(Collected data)
━━━━━━━━━━

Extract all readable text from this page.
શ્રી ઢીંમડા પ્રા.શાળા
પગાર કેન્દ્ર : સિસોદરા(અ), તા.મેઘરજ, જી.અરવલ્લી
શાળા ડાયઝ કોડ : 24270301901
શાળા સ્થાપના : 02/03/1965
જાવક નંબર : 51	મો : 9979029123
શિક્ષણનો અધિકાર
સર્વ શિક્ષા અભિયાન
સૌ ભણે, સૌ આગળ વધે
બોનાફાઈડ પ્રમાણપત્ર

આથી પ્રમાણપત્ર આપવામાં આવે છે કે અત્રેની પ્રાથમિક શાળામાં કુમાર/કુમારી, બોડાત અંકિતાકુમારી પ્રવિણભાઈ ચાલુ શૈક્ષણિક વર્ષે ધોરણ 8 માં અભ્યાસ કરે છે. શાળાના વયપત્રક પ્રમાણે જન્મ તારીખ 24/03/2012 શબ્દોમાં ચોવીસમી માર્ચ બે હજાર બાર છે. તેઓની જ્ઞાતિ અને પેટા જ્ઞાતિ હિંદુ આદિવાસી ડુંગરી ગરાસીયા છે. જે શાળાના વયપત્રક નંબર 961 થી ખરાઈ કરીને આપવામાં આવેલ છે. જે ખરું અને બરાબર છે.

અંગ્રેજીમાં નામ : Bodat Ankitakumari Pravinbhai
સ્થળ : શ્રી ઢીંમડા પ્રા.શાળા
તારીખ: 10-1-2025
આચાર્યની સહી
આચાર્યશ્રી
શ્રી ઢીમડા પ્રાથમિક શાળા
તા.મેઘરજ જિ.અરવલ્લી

━━━━━━━━━━

• [Requirements]:
Recite the full listing above exactly.

• [Finished task]:
Extract all readable text from this page.
શ્રી ઢીંમડા પ્રા.શાળા
પગાર કેન્દ્ર : સિસોદરા(અ), તા.મેઘરજ, જી.અરવલ્લી
શાળા ડાયઝ કોડ : 24270301901
શાળા સ્થાપના : 02/03/1965
જાવક નંબર : 51	મો : 9979029123
શિક્ષણનો અધિકાર
સર્વ શિક્ષા અભિયાન
સૌ ભણે, સૌ આગળ વધે
બોનાફાઈડ પ્રમાણપત્ર

આથી પ્રમાણપત્ર આપવામાં આવે છે કે અત્રેની પ્રાથમિક શાળામાં કુમાર/કુમારી, બોડાત અંકિતાકુમારી પ્રવિણભાઈ ચાલુ શૈક્ષણિક વર્ષે ધોરણ 8 માં અભ્યાસ કરે છે. શાળાના વયપત્રક પ્રમાણે જન્મ તારીખ 24/03/2012 શબ્દોમાં ચોવીસમી માર્ચ બે હજાર બાર છે. તેઓની જ્ઞાતિ અને પેટા જ્ઞાતિ હિંદુ આદિવાસી ડુંગરી ગરાસીયા છે. જે શાળાના વયપત્રક નંબર 961 થી ખરાઈ કરીને આપવામાં આવેલ છે. જે ખરું અને બરાબર છે.

અંગ્રેજીમાં નામ : Bodat Ankitakumari Pravinbhai
સ્થળ : શ્રી ઢીંમડા પ્રા.શાળા
તારીખ: 10-1-2025
આચાર્યની સહી
આચાર્યશ્રી
શ્રી ઢીમડા પ્રાથમિક શાળા
તા.મેઘરજ જિ.અરવલ્લી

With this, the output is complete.